**Information supplied:**
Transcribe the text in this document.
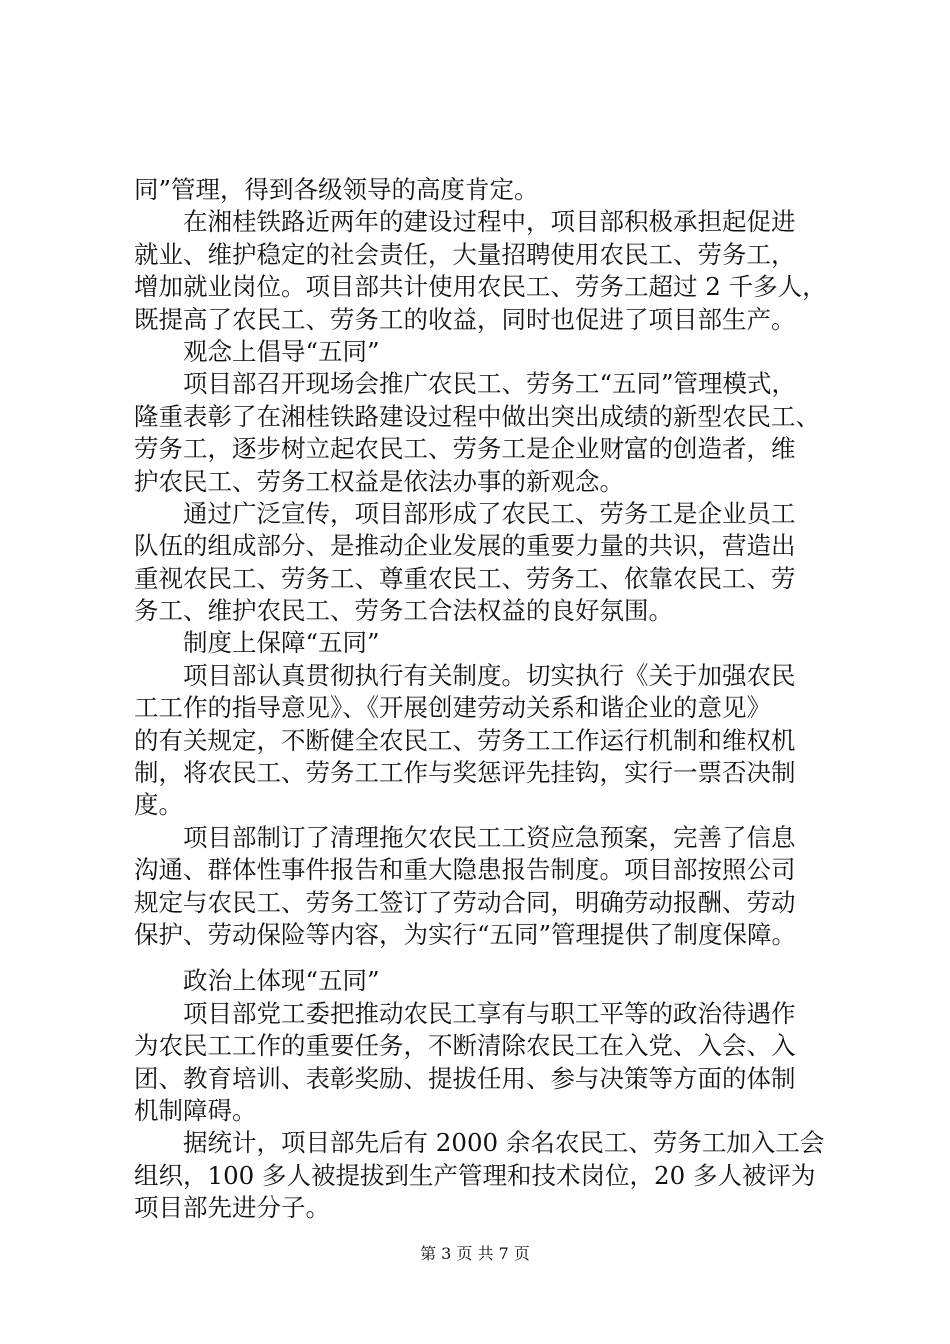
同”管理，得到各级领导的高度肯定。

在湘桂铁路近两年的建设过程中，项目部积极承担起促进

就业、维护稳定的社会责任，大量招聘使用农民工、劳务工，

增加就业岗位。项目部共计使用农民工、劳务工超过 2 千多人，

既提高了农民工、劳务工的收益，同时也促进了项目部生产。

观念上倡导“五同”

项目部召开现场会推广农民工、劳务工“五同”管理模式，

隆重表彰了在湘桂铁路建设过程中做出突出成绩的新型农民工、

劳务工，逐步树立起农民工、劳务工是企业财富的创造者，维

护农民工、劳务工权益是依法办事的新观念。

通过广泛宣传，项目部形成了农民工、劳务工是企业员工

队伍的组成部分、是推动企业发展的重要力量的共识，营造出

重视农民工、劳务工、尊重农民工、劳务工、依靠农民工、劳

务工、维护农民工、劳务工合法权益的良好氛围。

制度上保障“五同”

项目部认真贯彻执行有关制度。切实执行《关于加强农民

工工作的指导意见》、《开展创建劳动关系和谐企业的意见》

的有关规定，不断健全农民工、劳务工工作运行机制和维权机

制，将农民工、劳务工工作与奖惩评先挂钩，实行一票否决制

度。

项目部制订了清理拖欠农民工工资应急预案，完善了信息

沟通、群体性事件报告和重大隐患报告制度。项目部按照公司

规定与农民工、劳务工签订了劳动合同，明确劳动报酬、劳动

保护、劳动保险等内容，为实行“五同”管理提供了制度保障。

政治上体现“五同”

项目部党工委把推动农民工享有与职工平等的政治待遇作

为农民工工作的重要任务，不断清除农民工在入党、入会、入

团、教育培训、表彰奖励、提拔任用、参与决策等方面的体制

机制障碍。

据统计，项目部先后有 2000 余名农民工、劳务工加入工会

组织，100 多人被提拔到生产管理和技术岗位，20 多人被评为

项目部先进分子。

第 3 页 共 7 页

**Description of the task:** Can you restate all the records above word for word while dropping the pictures?

**Response to the task:**
Transcribe the text in this document.
同”管理，得到各级领导的高度肯定。

在湘桂铁路近两年的建设过程中，项目部积极承担起促进

就业、维护稳定的社会责任，大量招聘使用农民工、劳务工，

增加就业岗位。项目部共计使用农民工、劳务工超过 2 千多人，

既提高了农民工、劳务工的收益，同时也促进了项目部生产。

观念上倡导“五同”

项目部召开现场会推广农民工、劳务工“五同”管理模式，

隆重表彰了在湘桂铁路建设过程中做出突出成绩的新型农民工、

劳务工，逐步树立起农民工、劳务工是企业财富的创造者，维

护农民工、劳务工权益是依法办事的新观念。

通过广泛宣传，项目部形成了农民工、劳务工是企业员工

队伍的组成部分、是推动企业发展的重要力量的共识，营造出

重视农民工、劳务工、尊重农民工、劳务工、依靠农民工、劳

务工、维护农民工、劳务工合法权益的良好氛围。

制度上保障“五同”

项目部认真贯彻执行有关制度。切实执行《关于加强农民

工工作的指导意见》、《开展创建劳动关系和谐企业的意见》

的有关规定，不断健全农民工、劳务工工作运行机制和维权机

制，将农民工、劳务工工作与奖惩评先挂钩，实行一票否决制

度。

项目部制订了清理拖欠农民工工资应急预案，完善了信息

沟通、群体性事件报告和重大隐患报告制度。项目部按照公司

规定与农民工、劳务工签订了劳动合同，明确劳动报酬、劳动

保护、劳动保险等内容，为实行“五同”管理提供了制度保障。

政治上体现“五同”

项目部党工委把推动农民工享有与职工平等的政治待遇作

为农民工工作的重要任务，不断清除农民工在入党、入会、入

团、教育培训、表彰奖励、提拔任用、参与决策等方面的体制

机制障碍。

据统计，项目部先后有 2000 余名农民工、劳务工加入工会

组织，100 多人被提拔到生产管理和技术岗位，20 多人被评为

项目部先进分子。

第 3 页 共 7 页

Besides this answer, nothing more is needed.